▶ _GOAL OF THE EXERCISE_
Output exactly the lines from the line with "What does this" through the end of the records below. Include nothing else.

▶ _DATA LINES_
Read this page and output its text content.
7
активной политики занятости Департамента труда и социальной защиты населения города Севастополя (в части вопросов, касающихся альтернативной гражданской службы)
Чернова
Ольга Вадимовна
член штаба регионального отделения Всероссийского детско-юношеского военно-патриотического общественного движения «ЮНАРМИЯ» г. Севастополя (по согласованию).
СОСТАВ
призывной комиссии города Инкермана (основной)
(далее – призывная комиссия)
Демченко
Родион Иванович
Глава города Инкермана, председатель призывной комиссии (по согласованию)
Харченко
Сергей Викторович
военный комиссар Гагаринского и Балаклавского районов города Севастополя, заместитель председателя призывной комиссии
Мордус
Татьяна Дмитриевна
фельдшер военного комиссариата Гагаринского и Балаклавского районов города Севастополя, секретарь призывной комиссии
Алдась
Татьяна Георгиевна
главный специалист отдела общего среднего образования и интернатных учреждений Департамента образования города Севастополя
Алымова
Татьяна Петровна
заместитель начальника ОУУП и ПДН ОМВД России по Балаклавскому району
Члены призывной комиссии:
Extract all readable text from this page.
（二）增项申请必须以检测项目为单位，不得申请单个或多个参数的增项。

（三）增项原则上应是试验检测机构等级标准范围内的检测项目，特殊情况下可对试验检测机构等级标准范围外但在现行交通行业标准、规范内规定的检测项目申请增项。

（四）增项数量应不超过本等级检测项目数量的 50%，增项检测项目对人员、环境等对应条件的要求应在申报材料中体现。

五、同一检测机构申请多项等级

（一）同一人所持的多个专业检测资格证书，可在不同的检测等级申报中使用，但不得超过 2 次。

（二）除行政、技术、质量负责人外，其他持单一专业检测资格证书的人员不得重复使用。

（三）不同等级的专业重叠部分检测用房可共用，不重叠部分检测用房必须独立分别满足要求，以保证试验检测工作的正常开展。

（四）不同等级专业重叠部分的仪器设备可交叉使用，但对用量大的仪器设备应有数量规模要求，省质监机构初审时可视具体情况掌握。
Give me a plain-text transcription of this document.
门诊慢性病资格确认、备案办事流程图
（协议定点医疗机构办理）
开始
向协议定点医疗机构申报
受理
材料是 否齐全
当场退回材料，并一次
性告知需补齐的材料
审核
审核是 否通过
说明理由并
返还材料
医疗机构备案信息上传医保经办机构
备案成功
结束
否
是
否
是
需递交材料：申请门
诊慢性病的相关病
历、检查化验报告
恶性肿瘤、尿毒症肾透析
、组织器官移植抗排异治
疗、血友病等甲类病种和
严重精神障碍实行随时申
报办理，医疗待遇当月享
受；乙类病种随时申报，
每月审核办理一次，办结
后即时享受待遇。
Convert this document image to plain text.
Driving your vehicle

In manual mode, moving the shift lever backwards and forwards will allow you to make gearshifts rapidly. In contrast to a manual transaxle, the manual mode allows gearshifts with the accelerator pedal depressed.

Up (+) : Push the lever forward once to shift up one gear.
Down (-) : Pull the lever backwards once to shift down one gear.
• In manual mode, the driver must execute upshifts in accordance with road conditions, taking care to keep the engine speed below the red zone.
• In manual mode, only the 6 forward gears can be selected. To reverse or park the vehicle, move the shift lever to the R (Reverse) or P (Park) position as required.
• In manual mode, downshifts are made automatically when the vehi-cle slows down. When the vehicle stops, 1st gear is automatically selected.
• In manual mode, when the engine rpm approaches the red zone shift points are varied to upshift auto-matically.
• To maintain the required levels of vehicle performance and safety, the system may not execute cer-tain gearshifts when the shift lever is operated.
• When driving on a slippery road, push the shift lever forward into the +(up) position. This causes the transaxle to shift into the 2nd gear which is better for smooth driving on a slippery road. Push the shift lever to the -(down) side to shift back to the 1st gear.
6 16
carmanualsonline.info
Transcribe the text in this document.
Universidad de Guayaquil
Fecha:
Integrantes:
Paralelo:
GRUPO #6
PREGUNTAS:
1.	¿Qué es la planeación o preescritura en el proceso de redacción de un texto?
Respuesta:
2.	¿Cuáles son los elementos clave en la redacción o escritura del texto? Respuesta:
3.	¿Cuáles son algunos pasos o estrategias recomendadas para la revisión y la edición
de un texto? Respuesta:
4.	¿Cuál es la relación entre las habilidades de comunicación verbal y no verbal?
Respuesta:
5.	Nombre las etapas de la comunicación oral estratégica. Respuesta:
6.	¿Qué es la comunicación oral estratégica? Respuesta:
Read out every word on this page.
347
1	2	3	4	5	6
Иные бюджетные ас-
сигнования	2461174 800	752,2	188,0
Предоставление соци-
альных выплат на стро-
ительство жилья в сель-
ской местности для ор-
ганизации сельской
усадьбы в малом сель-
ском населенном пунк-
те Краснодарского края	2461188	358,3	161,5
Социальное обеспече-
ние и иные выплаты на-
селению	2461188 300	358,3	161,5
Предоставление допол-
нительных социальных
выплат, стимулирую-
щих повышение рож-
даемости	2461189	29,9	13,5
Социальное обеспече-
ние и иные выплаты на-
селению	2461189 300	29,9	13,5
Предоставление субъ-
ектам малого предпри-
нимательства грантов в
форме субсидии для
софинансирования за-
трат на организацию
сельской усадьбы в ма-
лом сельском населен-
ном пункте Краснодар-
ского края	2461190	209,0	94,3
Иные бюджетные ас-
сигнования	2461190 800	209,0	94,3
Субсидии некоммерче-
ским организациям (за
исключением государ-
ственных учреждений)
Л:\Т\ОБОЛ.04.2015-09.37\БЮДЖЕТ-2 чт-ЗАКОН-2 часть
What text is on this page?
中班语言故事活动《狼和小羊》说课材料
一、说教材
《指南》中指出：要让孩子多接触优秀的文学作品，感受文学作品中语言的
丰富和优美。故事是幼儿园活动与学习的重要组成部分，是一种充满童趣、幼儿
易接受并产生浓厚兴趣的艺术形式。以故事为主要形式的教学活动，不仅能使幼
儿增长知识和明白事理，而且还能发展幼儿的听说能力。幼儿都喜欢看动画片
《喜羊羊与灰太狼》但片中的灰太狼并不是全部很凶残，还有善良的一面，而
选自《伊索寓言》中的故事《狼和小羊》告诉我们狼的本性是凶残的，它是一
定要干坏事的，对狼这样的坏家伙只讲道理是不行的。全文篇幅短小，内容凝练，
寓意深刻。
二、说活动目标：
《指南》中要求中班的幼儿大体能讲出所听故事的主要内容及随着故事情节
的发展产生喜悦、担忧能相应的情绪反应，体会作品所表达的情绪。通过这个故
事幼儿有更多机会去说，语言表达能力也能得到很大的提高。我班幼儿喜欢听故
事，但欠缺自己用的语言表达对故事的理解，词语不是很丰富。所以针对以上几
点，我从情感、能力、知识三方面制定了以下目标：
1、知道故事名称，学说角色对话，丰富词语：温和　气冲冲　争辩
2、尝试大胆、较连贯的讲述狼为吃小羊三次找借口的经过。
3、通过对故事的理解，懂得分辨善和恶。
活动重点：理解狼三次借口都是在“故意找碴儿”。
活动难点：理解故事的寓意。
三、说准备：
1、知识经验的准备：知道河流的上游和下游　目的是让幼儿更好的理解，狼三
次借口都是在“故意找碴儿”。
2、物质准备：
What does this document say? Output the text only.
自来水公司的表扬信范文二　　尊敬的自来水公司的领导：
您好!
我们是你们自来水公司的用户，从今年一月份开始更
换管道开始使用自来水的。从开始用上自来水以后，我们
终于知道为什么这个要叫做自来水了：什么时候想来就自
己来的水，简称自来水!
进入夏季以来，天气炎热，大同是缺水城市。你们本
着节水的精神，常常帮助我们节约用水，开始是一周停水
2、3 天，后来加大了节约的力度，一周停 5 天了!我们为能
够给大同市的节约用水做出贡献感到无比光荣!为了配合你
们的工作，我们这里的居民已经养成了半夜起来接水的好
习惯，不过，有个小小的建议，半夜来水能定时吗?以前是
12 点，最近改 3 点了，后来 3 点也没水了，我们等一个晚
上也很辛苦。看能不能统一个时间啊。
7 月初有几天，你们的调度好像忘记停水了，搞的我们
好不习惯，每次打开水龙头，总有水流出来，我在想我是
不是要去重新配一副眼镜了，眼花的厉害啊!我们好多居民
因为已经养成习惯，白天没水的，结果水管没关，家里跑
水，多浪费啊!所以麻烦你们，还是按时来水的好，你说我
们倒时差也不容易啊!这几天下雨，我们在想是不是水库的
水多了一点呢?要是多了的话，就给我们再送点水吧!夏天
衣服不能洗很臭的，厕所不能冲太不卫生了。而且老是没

▶ _RESPONSE TO THE EXERCISE_
What does this document say? Output the text only.
自来水公司的表扬信范文二　　尊敬的自来水公司的领导：
您好!
我们是你们自来水公司的用户，从今年一月份开始更
换管道开始使用自来水的。从开始用上自来水以后，我们
终于知道为什么这个要叫做自来水了：什么时候想来就自
己来的水，简称自来水!
进入夏季以来，天气炎热，大同是缺水城市。你们本
着节水的精神，常常帮助我们节约用水，开始是一周停水
2、3 天，后来加大了节约的力度，一周停 5 天了!我们为能
够给大同市的节约用水做出贡献感到无比光荣!为了配合你
们的工作，我们这里的居民已经养成了半夜起来接水的好
习惯，不过，有个小小的建议，半夜来水能定时吗?以前是
12 点，最近改 3 点了，后来 3 点也没水了，我们等一个晚
上也很辛苦。看能不能统一个时间啊。
7 月初有几天，你们的调度好像忘记停水了，搞的我们
好不习惯，每次打开水龙头，总有水流出来，我在想我是
不是要去重新配一副眼镜了，眼花的厉害啊!我们好多居民
因为已经养成习惯，白天没水的，结果水管没关，家里跑
水，多浪费啊!所以麻烦你们，还是按时来水的好，你说我
们倒时差也不容易啊!这几天下雨，我们在想是不是水库的
水多了一点呢?要是多了的话，就给我们再送点水吧!夏天
衣服不能洗很臭的，厕所不能冲太不卫生了。而且老是没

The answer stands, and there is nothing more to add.